### [TASK LIST]
1 > In the diary page about Reveillon menus, what did the writer eat for dinner on Sunday, December 6, 2015?
2 > Print the part of the diary page about Reveillon menus that opens with the words containing "Speaking of babies, Jude" and closes with "I Forget It!".
3 > Write what comes next in the diary page about Reveillon menus, picking up from its last line.

### [PAGE TEXT]

==================================================

All the Reveillon menus can be perused here. We’ll feature one every day throughout the Reveillon season, which runs in most of the Reveillon restaurants until December 31.The snowflake ratings are for the Reveillon menu, not the restaurant in general. Dishes marked with the snowflake symbol ✽ are my recommendations.

Sunday, December 6, 2015.
Grueling Routine For A Sunday.

Aside from singing at St. Jane’s, taking a five-lap walk around the Cool Water Ranch, working on the NOMenu website’s never-ending need for minor adjustments, and assembling my

new desk chair (it took much longer than I would have imagined) I did nothing else.

Breakfast was my usual satsumas (while they’re still in season), toast and café au lait. My dinner was a ham sandwich. Even restaurant critics take time off the delightful plumbing of the food beat. Mary Ann spent most of the day at a birthday party for the her niece’s baby.

Speaking of babies, Jude sent me a photograph of his and his wife’s newborn son Jackson that makes it look as if Jackson were taking his first selfie. (It was not a setup.) I’d publish it here, but Jude has forbidden my posting photographs of Jackson. I will say that this has nothing to do with my grandson’s looks, which are almost identical to the pix I took of Jude when he was two weeks old. Anyway, we show the picture to everyone who passes by. We are as proud as we are charmed.

Monday, December 7, 2015.
A Birthday, And Don’t I Forget It!

==================================================

### [RAW DATA]

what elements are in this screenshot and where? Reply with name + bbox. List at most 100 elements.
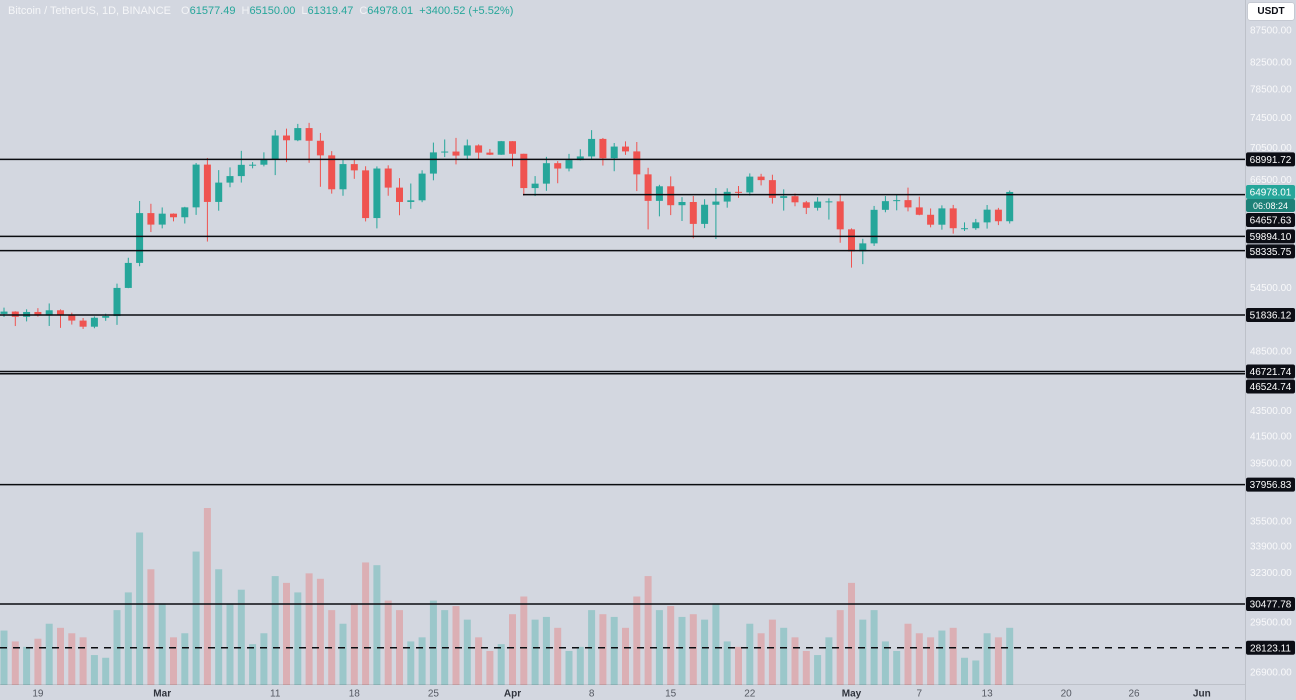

==================================================

### [WRITTEN RESPONSES]
1 > A ham sandwich.

2 >
Speaking of babies, Jude sent me a photograph of his and his wife’s newborn son Jackson that makes it look as if Jackson were taking his first selfie. (It was not a setup.) I’d publish it here, but Jude has forbidden my posting photographs of Jackson. I will say that this has nothing to do with my grandson’s looks, which are almost identical to the pix I took of Jude when he was two weeks old. Anyway, we show the picture to everyone who passes by. We are as proud as we are charmed.

Monday, December 7, 2015.
A Birthday, And Don’t I Forget It!

3 >
Mary Ann’s birthday takes on a much less festive deportment than last year’s. That one was a true festival, with Jude flying in and Daniel the Gourmet Cellist performing and the main party. But this year the count of years is a prime number, and less prone to major celebration. It seems like mere confirmation of the bad news last year at this time.

Yesterday she told me that she liked the idea of going to the Windsor Court for their new lunch special. She heard a man call the radio show and rave about this new addition to the Grill Rooms offerings. The twenty-dollar price and the somewhat home-cookery quality of most of the dishes make it more appealing still.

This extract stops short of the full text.